___ MATERIAL FOR THIS TASK

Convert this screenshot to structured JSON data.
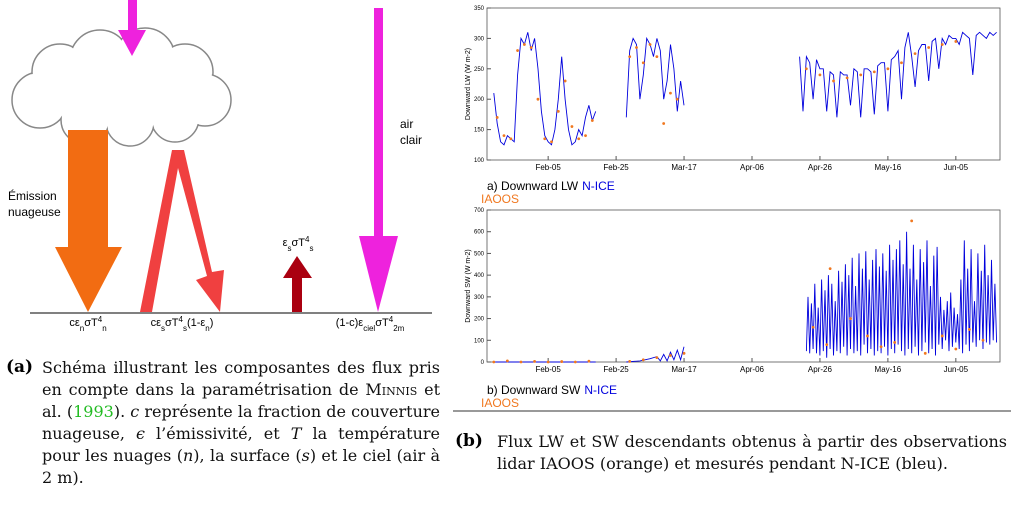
{
  "diagram": {
    "emission": [
      "Émission",
      "nuageuse"
    ],
    "clear_air": [
      "air",
      "clair"
    ],
    "formulas": [
      [
        {
          "t": "cε",
          "pos": "base"
        },
        {
          "t": "n",
          "pos": "sub"
        },
        {
          "t": "σT",
          "pos": "base"
        },
        {
          "t": "4",
          "pos": "super"
        },
        {
          "t": "n",
          "pos": "sub"
        }
      ],
      [
        {
          "t": "cε",
          "pos": "base"
        },
        {
          "t": "s",
          "pos": "sub"
        },
        {
          "t": "σT",
          "pos": "base"
        },
        {
          "t": "4",
          "pos": "super"
        },
        {
          "t": "s",
          "pos": "sub"
        },
        {
          "t": "(1-ε",
          "pos": "base"
        },
        {
          "t": "n",
          "pos": "sub"
        },
        {
          "t": ")",
          "pos": "base"
        }
      ],
      [
        {
          "t": "ε",
          "pos": "base"
        },
        {
          "t": "s",
          "pos": "sub"
        },
        {
          "t": "σT",
          "pos": "base"
        },
        {
          "t": "4",
          "pos": "super"
        },
        {
          "t": "s",
          "pos": "sub"
        }
      ],
      [
        {
          "t": "(1-c)ε",
          "pos": "base"
        },
        {
          "t": "ciel",
          "pos": "sub"
        },
        {
          "t": "σT",
          "pos": "base"
        },
        {
          "t": "4",
          "pos": "super"
        },
        {
          "t": "2m",
          "pos": "sub"
        }
      ]
    ]
  },
  "chart_data": [
    {
      "type": "line",
      "title": "a) Downward LW",
      "ylabel": "Downward LW (W m-2)",
      "xlim": [
        18,
        169
      ],
      "ylim": [
        100,
        350
      ],
      "xticks": [
        {
          "value": 36,
          "label": "Feb-05"
        },
        {
          "value": 56,
          "label": "Feb-25"
        },
        {
          "value": 76,
          "label": "Mar-17"
        },
        {
          "value": 96,
          "label": "Apr-06"
        },
        {
          "value": 116,
          "label": "Apr-26"
        },
        {
          "value": 136,
          "label": "May-16"
        },
        {
          "value": 156,
          "label": "Jun-05"
        }
      ],
      "yticks": [
        100,
        150,
        200,
        250,
        300,
        350
      ],
      "series": [
        {
          "name": "N-ICE",
          "color": "#0000dd",
          "kind": "line",
          "x": [
            20,
            21,
            22,
            23,
            24,
            25,
            26,
            27,
            28,
            29,
            30,
            31,
            32,
            33,
            34,
            35,
            36,
            37,
            38,
            39,
            40,
            41,
            42,
            43,
            44,
            45,
            46,
            47,
            48,
            49,
            50,
            55,
            59,
            60,
            61,
            62,
            63,
            64,
            65,
            66,
            67,
            68,
            69,
            70,
            71,
            72,
            73,
            74,
            75,
            76,
            93,
            110,
            111,
            112,
            113,
            114,
            115,
            116,
            117,
            118,
            119,
            120,
            121,
            122,
            123,
            124,
            125,
            126,
            127,
            128,
            129,
            130,
            131,
            132,
            133,
            134,
            135,
            136,
            137,
            138,
            139,
            140,
            141,
            142,
            143,
            144,
            145,
            146,
            147,
            148,
            149,
            150,
            151,
            152,
            153,
            154,
            155,
            156,
            157,
            158,
            159,
            160,
            161,
            162,
            163,
            164,
            165,
            166,
            167,
            168
          ],
          "values": [
            210,
            160,
            130,
            125,
            140,
            135,
            130,
            240,
            300,
            290,
            310,
            280,
            300,
            250,
            180,
            140,
            130,
            125,
            150,
            200,
            270,
            200,
            150,
            125,
            130,
            150,
            140,
            170,
            190,
            165,
            180,
            null,
            170,
            280,
            300,
            290,
            200,
            240,
            300,
            290,
            270,
            300,
            280,
            200,
            230,
            290,
            250,
            180,
            230,
            190,
            null,
            270,
            180,
            270,
            260,
            200,
            265,
            250,
            250,
            180,
            245,
            240,
            170,
            245,
            240,
            240,
            190,
            250,
            245,
            170,
            250,
            250,
            245,
            175,
            255,
            260,
            260,
            180,
            265,
            270,
            280,
            200,
            285,
            310,
            270,
            220,
            280,
            290,
            290,
            230,
            295,
            300,
            250,
            300,
            290,
            305,
            300,
            300,
            290,
            310,
            305,
            300,
            240,
            305,
            310,
            305,
            300,
            310,
            305,
            310
          ]
        },
        {
          "name": "IAOOS",
          "color": "#f07820",
          "kind": "scatter",
          "x": [
            21,
            23,
            25,
            27,
            29,
            31,
            33,
            35,
            37,
            39,
            41,
            43,
            45,
            47,
            49,
            60,
            62,
            64,
            66,
            68,
            70,
            72,
            74,
            112,
            116,
            120,
            124,
            128,
            132,
            136,
            140,
            144,
            148,
            152,
            156
          ],
          "values": [
            170,
            140,
            135,
            280,
            290,
            285,
            200,
            135,
            130,
            180,
            230,
            155,
            135,
            140,
            165,
            270,
            285,
            260,
            290,
            270,
            160,
            210,
            200,
            250,
            240,
            230,
            235,
            240,
            245,
            250,
            260,
            275,
            285,
            290,
            295
          ]
        }
      ]
    },
    {
      "type": "line",
      "title": "b) Downward SW",
      "ylabel": "Downward SW (W m-2)",
      "xlim": [
        18,
        169
      ],
      "ylim": [
        0,
        700
      ],
      "xticks": [
        {
          "value": 36,
          "label": "Feb-05"
        },
        {
          "value": 56,
          "label": "Feb-25"
        },
        {
          "value": 76,
          "label": "Mar-17"
        },
        {
          "value": 96,
          "label": "Apr-06"
        },
        {
          "value": 116,
          "label": "Apr-26"
        },
        {
          "value": 136,
          "label": "May-16"
        },
        {
          "value": 156,
          "label": "Jun-05"
        }
      ],
      "yticks": [
        0,
        100,
        200,
        300,
        400,
        500,
        600,
        700
      ],
      "series": [
        {
          "name": "N-ICE",
          "color": "#0000dd",
          "kind": "line",
          "x": [
            20,
            30,
            40,
            50,
            55,
            59,
            63,
            66,
            68,
            69,
            70,
            71,
            72,
            73,
            74,
            75,
            76,
            93,
            112,
            112.5,
            113,
            113.5,
            114,
            114.5,
            115,
            115.5,
            116,
            116.5,
            117,
            117.5,
            118,
            118.5,
            119,
            119.5,
            120,
            120.5,
            121,
            121.5,
            122,
            122.5,
            123,
            123.5,
            124,
            124.5,
            125,
            125.5,
            126,
            126.5,
            127,
            127.5,
            128,
            128.5,
            129,
            129.5,
            130,
            130.5,
            131,
            131.5,
            132,
            132.5,
            133,
            133.5,
            134,
            134.5,
            135,
            135.5,
            136,
            136.5,
            137,
            137.5,
            138,
            138.5,
            139,
            139.5,
            140,
            140.5,
            141,
            141.5,
            142,
            142.5,
            143,
            143.5,
            144,
            144.5,
            145,
            145.5,
            146,
            146.5,
            147,
            147.5,
            148,
            148.5,
            149,
            149.5,
            150,
            150.5,
            151,
            151.5,
            152,
            152.5,
            153,
            153.5,
            154,
            154.5,
            155,
            155.5,
            156,
            156.5,
            157,
            157.5,
            158,
            158.5,
            159,
            159.5,
            160,
            160.5,
            161,
            161.5,
            162,
            162.5,
            163,
            163.5,
            164,
            164.5,
            165,
            165.5,
            166,
            166.5,
            167,
            167.5,
            168
          ],
          "values": [
            0,
            0,
            0,
            0,
            null,
            0,
            5,
            15,
            25,
            5,
            35,
            5,
            45,
            10,
            55,
            10,
            70,
            null,
            50,
            300,
            40,
            270,
            60,
            360,
            40,
            250,
            30,
            380,
            50,
            330,
            20,
            400,
            60,
            360,
            30,
            280,
            50,
            420,
            40,
            370,
            70,
            450,
            30,
            400,
            60,
            480,
            40,
            350,
            50,
            500,
            30,
            430,
            80,
            510,
            40,
            380,
            60,
            470,
            30,
            520,
            50,
            440,
            40,
            500,
            70,
            420,
            30,
            540,
            60,
            470,
            40,
            520,
            80,
            560,
            50,
            450,
            30,
            600,
            60,
            430,
            40,
            540,
            70,
            380,
            30,
            520,
            50,
            460,
            90,
            560,
            40,
            350,
            60,
            490,
            30,
            530,
            80,
            300,
            60,
            240,
            100,
            280,
            50,
            320,
            70,
            250,
            90,
            220,
            60,
            380,
            40,
            560,
            80,
            430,
            50,
            520,
            90,
            280,
            70,
            500,
            100,
            420,
            60,
            540,
            90,
            400,
            80,
            470,
            100,
            360,
            90
          ]
        },
        {
          "name": "IAOOS",
          "color": "#f07820",
          "kind": "scatter",
          "x": [
            20,
            24,
            28,
            32,
            36,
            40,
            44,
            48,
            60,
            64,
            68,
            72,
            76,
            114,
            118,
            119,
            125,
            130,
            134,
            138,
            143,
            147,
            152,
            156,
            160,
            164
          ],
          "values": [
            0,
            5,
            0,
            3,
            0,
            2,
            0,
            4,
            3,
            10,
            20,
            30,
            40,
            160,
            80,
            430,
            200,
            120,
            70,
            90,
            650,
            40,
            120,
            60,
            150,
            100
          ]
        }
      ]
    }
  ],
  "captions": {
    "a": {
      "tag": "(a)",
      "parts": [
        {
          "text": "Schéma illustrant les composantes des flux pris en compte dans la paramétrisation de ",
          "style": "plain"
        },
        {
          "text": "Minnis",
          "style": "smallcaps"
        },
        {
          "text": " et al. (",
          "style": "plain"
        },
        {
          "text": "1993",
          "style": "link"
        },
        {
          "text": "). ",
          "style": "plain"
        },
        {
          "text": "c",
          "style": "italic"
        },
        {
          "text": " représente la fraction de couverture nuageuse, ",
          "style": "plain"
        },
        {
          "text": "ϵ",
          "style": "italic"
        },
        {
          "text": " l’émissivité, et ",
          "style": "plain"
        },
        {
          "text": "T",
          "style": "italic"
        },
        {
          "text": " la température pour les nuages (",
          "style": "plain"
        },
        {
          "text": "n",
          "style": "italic"
        },
        {
          "text": "), la surface (",
          "style": "plain"
        },
        {
          "text": "s",
          "style": "italic"
        },
        {
          "text": ") et le ciel (air à 2 m).",
          "style": "plain"
        }
      ]
    },
    "b": {
      "tag": "(b)",
      "text": "Flux LW et SW descendants obtenus à partir des observations lidar IAOOS (orange) et mesurés pendant N-ICE (bleu)."
    }
  }
}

______

» JOB
Check each line of the records for the word "nuageuse", and show the lines that contain it.

» CORRECT RESPONSE
      "nuageuse"
          "text": " représente la fraction de couverture nuageuse, ",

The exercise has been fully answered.